[Exercise prompt]: Tally the lines holding the string "text" and reply with that number alone.

[Dataset items]:
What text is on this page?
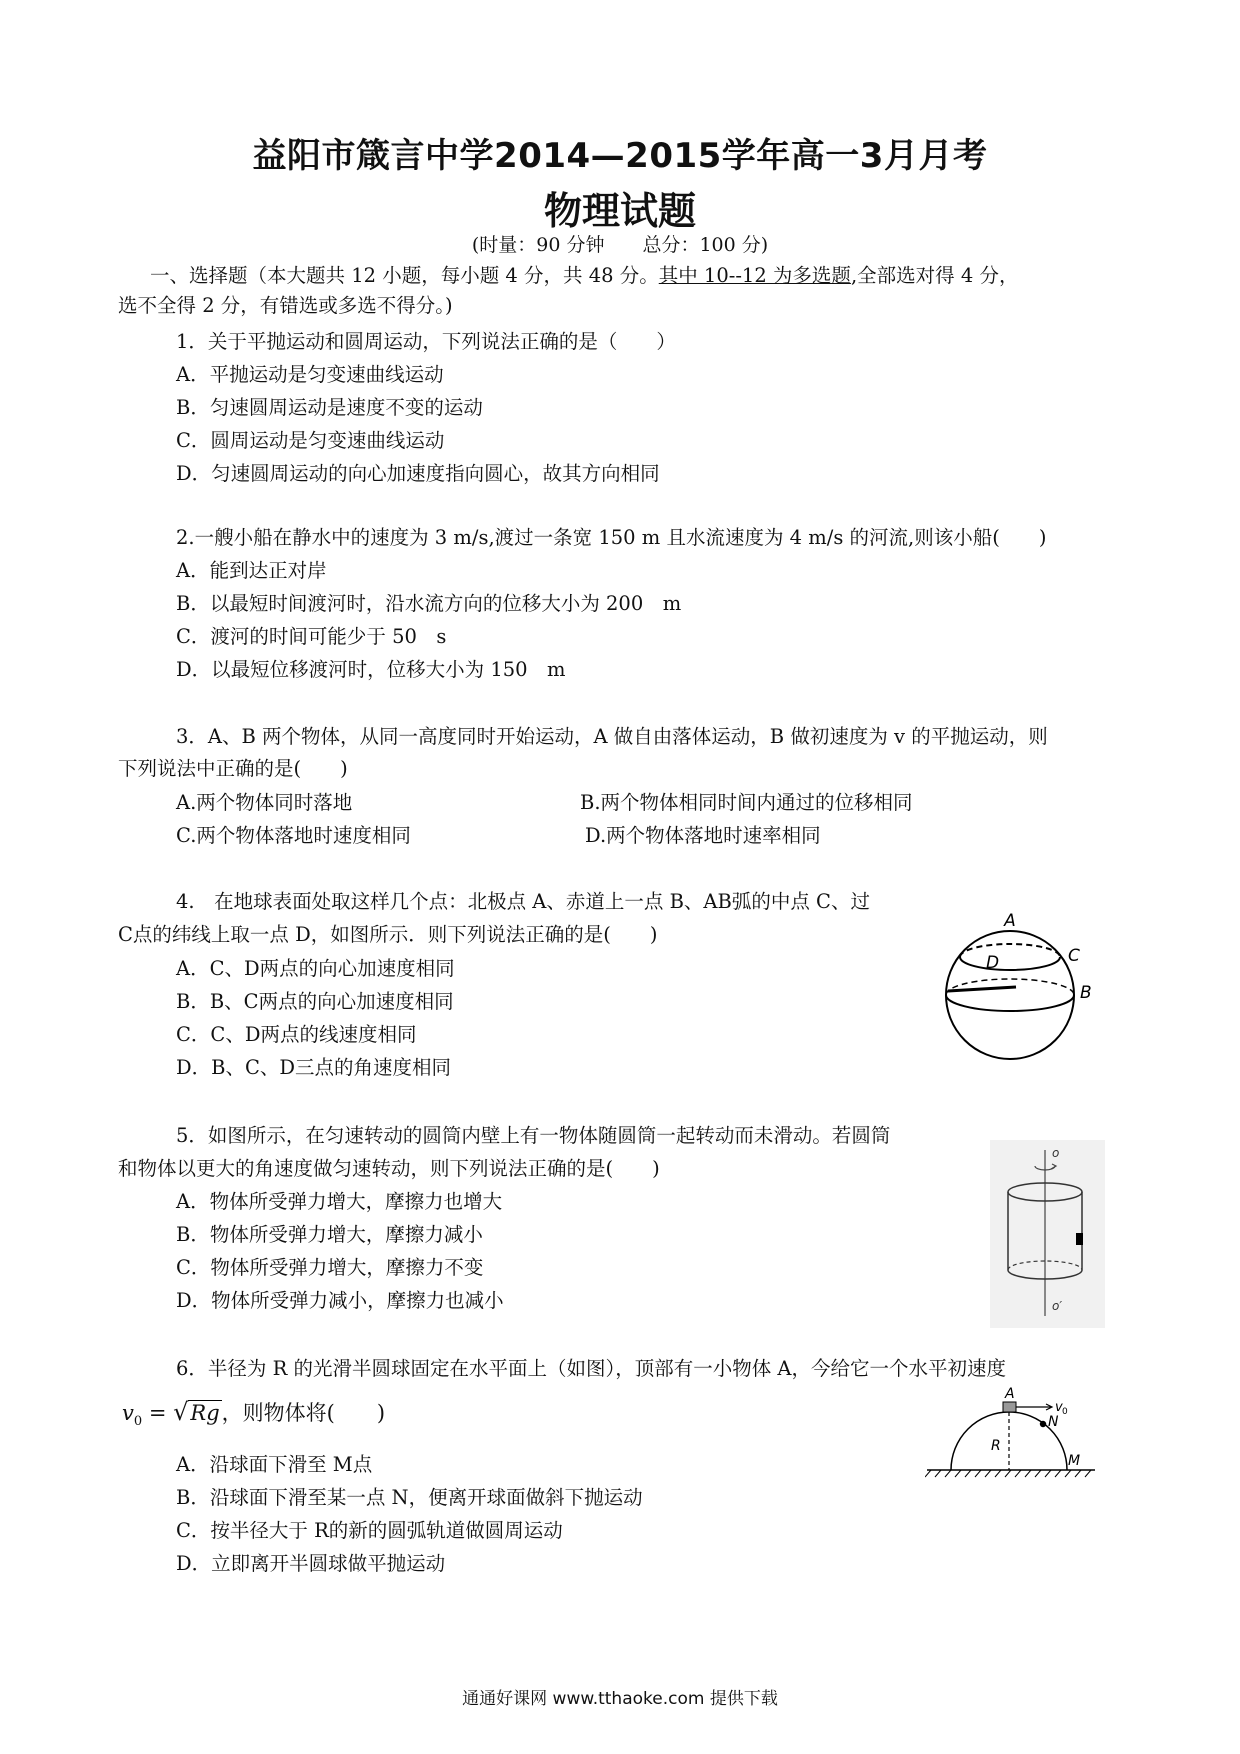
益阳市箴言中学2014—2015学年高一3月月考
物理试题
(时量：90 分钟　　总分：100 分)
一、选择题（本大题共 12 小题，每小题 4 分，共 48 分。其中 10--12 为多选题,全部选对得 4 分，
选不全得 2 分，有错选或多选不得分。)
1．关于平抛运动和圆周运动，下列说法正确的是（　　）
A．平抛运动是匀变速曲线运动
B．匀速圆周运动是速度不变的运动
C．圆周运动是匀变速曲线运动
D．匀速圆周运动的向心加速度指向圆心，故其方向相同
2.一艘小船在静水中的速度为 3 m/s,渡过一条宽 150 m 且水流速度为 4 m/s 的河流,则该小船(　　)
A．能到达正对岸
B．以最短时间渡河时，沿水流方向的位移大小为 200　m
C．渡河的时间可能少于 50　s
D．以最短位移渡河时，位移大小为 150　m
3．A、B 两个物体，从同一高度同时开始运动，A 做自由落体运动，B 做初速度为 v 的平抛运动，则
下列说法中正确的是(　　)
A.两个物体同时落地	B.两个物体相同时间内通过的位移相同
C.两个物体落地时速度相同	D.两个物体落地时速率相同
4.　在地球表面处取这样几个点：北极点 A、赤道上一点 B、AB弧的中点 C、过
C点的纬线上取一点 D，如图所示．则下列说法正确的是(　　)
A．C、D两点的向心加速度相同
B．B、C两点的向心加速度相同
C．C、D两点的线速度相同
D．B、C、D三点的角速度相同
A
C
B
D
5．如图所示，在匀速转动的圆筒内壁上有一物体随圆筒一起转动而未滑动。若圆筒
和物体以更大的角速度做匀速转动，则下列说法正确的是(　　)
A．物体所受弹力增大，摩擦力也增大
B．物体所受弹力增大，摩擦力减小
C．物体所受弹力增大，摩擦力不变
D．物体所受弹力减小，摩擦力也减小
o
o′
6．半径为 R 的光滑半圆球固定在水平面上（如图），顶部有一小物体 A，今给它一个水平初速度
$v_0 = √Rg$，则物体将(　　)
A．沿球面下滑至 M点
B．沿球面下滑至某一点 N，便离开球面做斜下抛运动
C．按半径大于 R的新的圆弧轨道做圆周运动
D．立即离开半圆球做平抛运动
A
v 0
N
R
M
通通好课网 www.tthaoke.com 提供下载
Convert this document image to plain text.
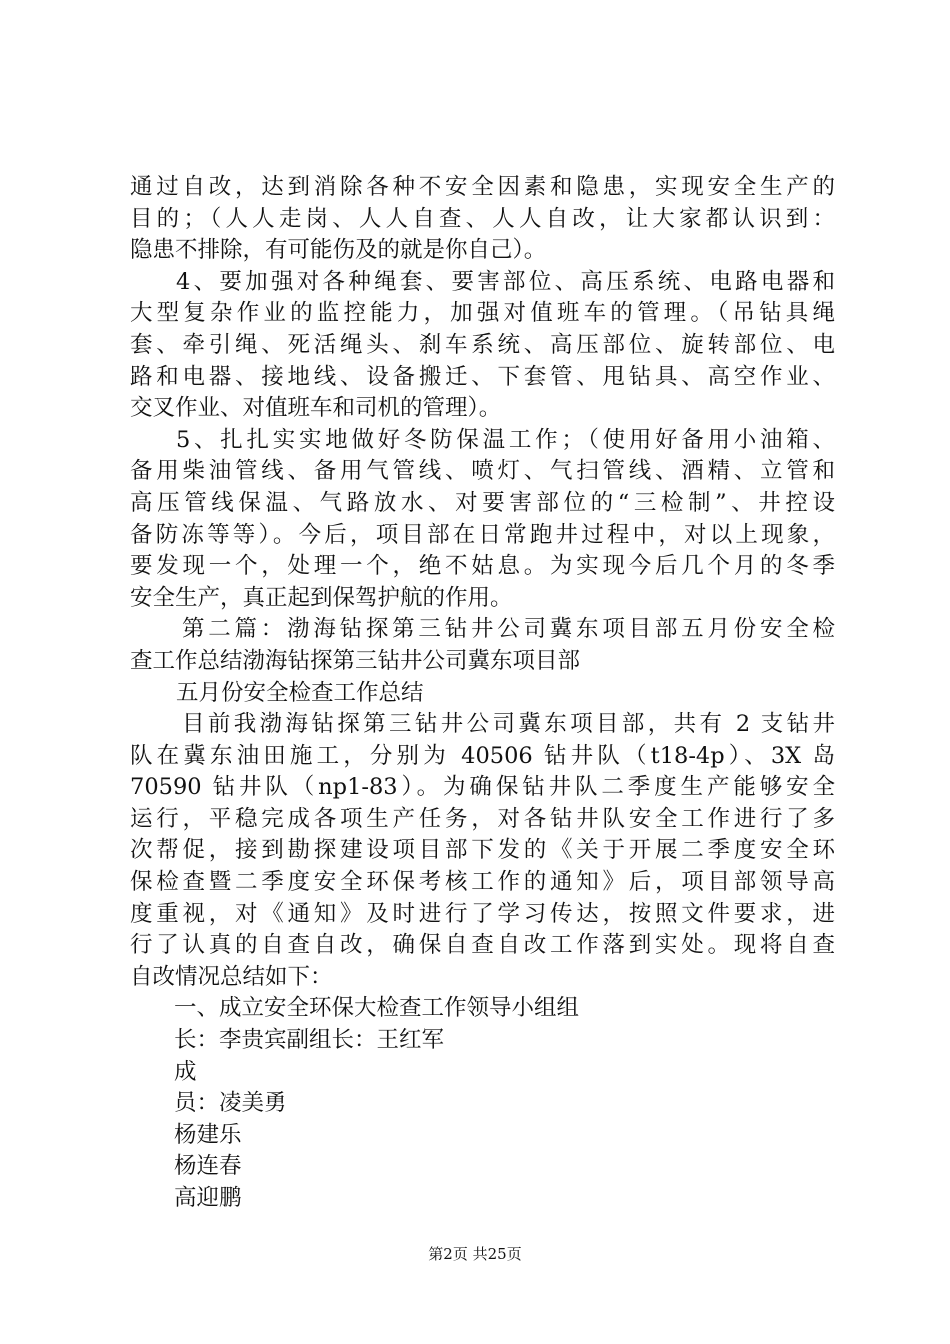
通过自改，达到消除各种不安全因素和隐患，实现安全生产的
目的；（人人走岗、人人自查、人人自改，让大家都认识到：
隐患不排除，有可能伤及的就是你自己）。
4、要加强对各种绳套、要害部位、高压系统、电路电器和
大型复杂作业的监控能力，加强对值班车的管理。（吊钻具绳
套、牵引绳、死活绳头、刹车系统、高压部位、旋转部位、电
路和电器、接地线、设备搬迁、下套管、甩钻具、高空作业、
交叉作业、对值班车和司机的管理）。
5、扎扎实实地做好冬防保温工作；（使用好备用小油箱、
备用柴油管线、备用气管线、喷灯、气扫管线、酒精、立管和
高压管线保温、气路放水、对要害部位的“三检制”、井控设
备防冻等等）。今后，项目部在日常跑井过程中，对以上现象，
要发现一个，处理一个，绝不姑息。为实现今后几个月的冬季
安全生产，真正起到保驾护航的作用。
第二篇：渤海钻探第三钻井公司冀东项目部五月份安全检
查工作总结渤海钻探第三钻井公司冀东项目部
五月份安全检查工作总结
目前我渤海钻探第三钻井公司冀东项目部，共有 2 支钻井
队在冀东油田施工，分别为 40506 钻井队（t18-4p）、3X 岛
70590 钻井队（np1-83）。为确保钻井队二季度生产能够安全
运行，平稳完成各项生产任务，对各钻井队安全工作进行了多
次帮促，接到勘探建设项目部下发的《关于开展二季度安全环
保检查暨二季度安全环保考核工作的通知》后，项目部领导高
度重视，对《通知》及时进行了学习传达，按照文件要求，进
行了认真的自查自改，确保自查自改工作落到实处。现将自查
自改情况总结如下：
一、成立安全环保大检查工作领导小组组
长：李贵宾副组长：王红军
成
员：凌美勇
杨建乐
杨连春
高迎鹏
第2页 共25页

[Correct response]: 2